## EXERCISE AIM
The entries below need to be written out exactly, with no pictures included.
____________________
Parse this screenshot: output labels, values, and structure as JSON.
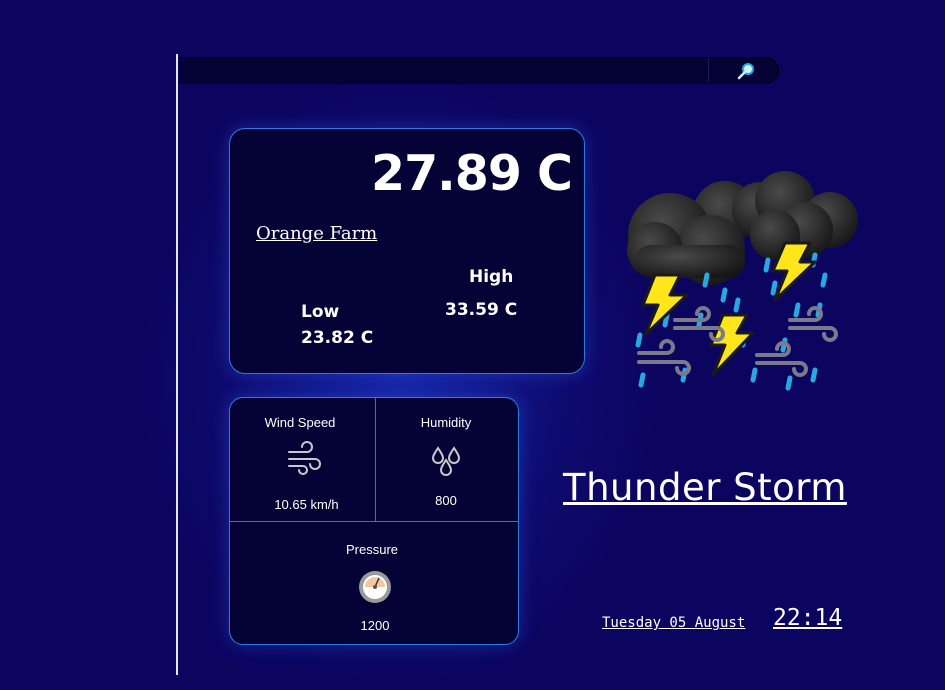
{
  "search": {
    "placeholder": "",
    "value": "",
    "icon": "search-icon"
  },
  "current": {
    "temperature": "27.89 C",
    "city": "Orange Farm",
    "high_label": "High",
    "high_value": "33.59 C",
    "low_label": "Low",
    "low_value": "23.82 C"
  },
  "stats": {
    "wind_label": "Wind Speed",
    "wind_value": "10.65 km/h",
    "wind_icon": "wind-icon",
    "humidity_label": "Humidity",
    "humidity_value": "800",
    "humidity_icon": "droplets-icon",
    "pressure_label": "Pressure",
    "pressure_value": "1200",
    "pressure_icon": "barometer-icon"
  },
  "condition": {
    "description": "Thunder Storm",
    "icon": "thunderstorm-icon"
  },
  "datetime": {
    "date": "Tuesday 05 August",
    "time": "22:14"
  },
  "colors": {
    "background": "#0c0560",
    "card": "#050335",
    "card_border": "#2e7be0",
    "text": "#ffffff"
  }
}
____________________
## TASK RESULT
Parse this screenshot: output labels, values, and structure as JSON.
{
  "search": {
    "placeholder": "",
    "value": "",
    "icon": "search-icon"
  },
  "current": {
    "temperature": "27.89 C",
    "city": "Orange Farm",
    "high_label": "High",
    "high_value": "33.59 C",
    "low_label": "Low",
    "low_value": "23.82 C"
  },
  "stats": {
    "wind_label": "Wind Speed",
    "wind_value": "10.65 km/h",
    "wind_icon": "wind-icon",
    "humidity_label": "Humidity",
    "humidity_value": "800",
    "humidity_icon": "droplets-icon",
    "pressure_label": "Pressure",
    "pressure_value": "1200",
    "pressure_icon": "barometer-icon"
  },
  "condition": {
    "description": "Thunder Storm",
    "icon": "thunderstorm-icon"
  },
  "datetime": {
    "date": "Tuesday 05 August",
    "time": "22:14"
  },
  "colors": {
    "background": "#0c0560",
    "card": "#050335",
    "card_border": "#2e7be0",
    "text": "#ffffff"
  }
}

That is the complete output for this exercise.